What is expected: Reproduce every line of the items below verbatim, keeping each character and its order unchanged.

Collected data entries

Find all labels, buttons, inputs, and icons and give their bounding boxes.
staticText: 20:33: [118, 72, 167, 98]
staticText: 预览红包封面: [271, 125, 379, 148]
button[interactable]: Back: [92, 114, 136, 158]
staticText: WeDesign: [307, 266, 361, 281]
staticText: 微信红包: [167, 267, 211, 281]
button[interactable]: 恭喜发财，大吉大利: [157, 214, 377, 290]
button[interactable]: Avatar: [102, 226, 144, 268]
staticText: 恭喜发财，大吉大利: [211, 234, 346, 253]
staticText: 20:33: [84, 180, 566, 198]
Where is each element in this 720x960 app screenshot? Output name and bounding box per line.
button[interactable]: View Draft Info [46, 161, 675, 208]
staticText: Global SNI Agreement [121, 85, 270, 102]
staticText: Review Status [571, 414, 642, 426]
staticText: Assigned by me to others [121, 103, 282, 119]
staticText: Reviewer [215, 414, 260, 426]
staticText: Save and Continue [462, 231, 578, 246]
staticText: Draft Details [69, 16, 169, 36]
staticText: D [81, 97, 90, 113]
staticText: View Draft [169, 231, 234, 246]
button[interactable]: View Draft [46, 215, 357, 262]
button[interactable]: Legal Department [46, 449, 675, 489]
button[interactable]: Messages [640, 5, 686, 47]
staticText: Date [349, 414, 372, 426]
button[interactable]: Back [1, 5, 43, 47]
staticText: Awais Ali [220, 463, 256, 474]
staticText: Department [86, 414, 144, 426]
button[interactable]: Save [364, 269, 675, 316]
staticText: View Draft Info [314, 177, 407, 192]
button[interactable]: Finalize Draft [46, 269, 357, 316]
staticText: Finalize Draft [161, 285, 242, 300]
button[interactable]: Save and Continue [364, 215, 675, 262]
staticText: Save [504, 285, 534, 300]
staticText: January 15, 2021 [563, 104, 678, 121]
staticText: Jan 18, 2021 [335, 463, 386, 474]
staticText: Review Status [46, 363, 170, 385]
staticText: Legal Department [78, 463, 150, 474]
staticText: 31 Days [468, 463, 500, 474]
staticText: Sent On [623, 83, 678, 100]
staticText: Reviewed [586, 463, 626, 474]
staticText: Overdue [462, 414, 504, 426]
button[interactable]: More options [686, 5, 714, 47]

Written response:
Find all labels, buttons, inputs, and icons and give their bounding boxes.
staticText: 20:33: [118, 72, 167, 98]
staticText: 预览红包封面: [271, 125, 379, 148]
button[interactable]: Back: [92, 114, 136, 158]
staticText: WeDesign: [307, 266, 361, 281]
staticText: 微信红包: [167, 267, 211, 281]
button[interactable]: 恭喜发财，大吉大利: [157, 214, 377, 290]
button[interactable]: Avatar: [102, 226, 144, 268]
staticText: 恭喜发财，大吉大利: [211, 234, 346, 253]
staticText: 20:33: [84, 180, 566, 198]
Where is each element in this 720x960 app screenshot? Output name and bounding box per line.
button[interactable]: View Draft Info [46, 161, 675, 208]
staticText: Global SNI Agreement [121, 85, 270, 102]
staticText: Review Status [571, 414, 642, 426]
staticText: Assigned by me to others [121, 103, 282, 119]
staticText: Reviewer [215, 414, 260, 426]
staticText: Save and Continue [462, 231, 578, 246]
staticText: Draft Details [69, 16, 169, 36]
staticText: D [81, 97, 90, 113]
staticText: View Draft [169, 231, 234, 246]
button[interactable]: View Draft [46, 215, 357, 262]
button[interactable]: Legal Department [46, 449, 675, 489]
button[interactable]: Messages [640, 5, 686, 47]
staticText: Date [349, 414, 372, 426]
button[interactable]: Back [1, 5, 43, 47]
staticText: Awais Ali [220, 463, 256, 474]
staticText: Department [86, 414, 144, 426]
button[interactable]: Save [364, 269, 675, 316]
staticText: View Draft Info [314, 177, 407, 192]
button[interactable]: Finalize Draft [46, 269, 357, 316]
staticText: Finalize Draft [161, 285, 242, 300]
button[interactable]: Save and Continue [364, 215, 675, 262]
staticText: Save [504, 285, 534, 300]
staticText: January 15, 2021 [563, 104, 678, 121]
staticText: Jan 18, 2021 [335, 463, 386, 474]
staticText: Review Status [46, 363, 170, 385]
staticText: Legal Department [78, 463, 150, 474]
staticText: 31 Days [468, 463, 500, 474]
staticText: Sent On [623, 83, 678, 100]
staticText: Reviewed [586, 463, 626, 474]
staticText: Overdue [462, 414, 504, 426]
button[interactable]: More options [686, 5, 714, 47]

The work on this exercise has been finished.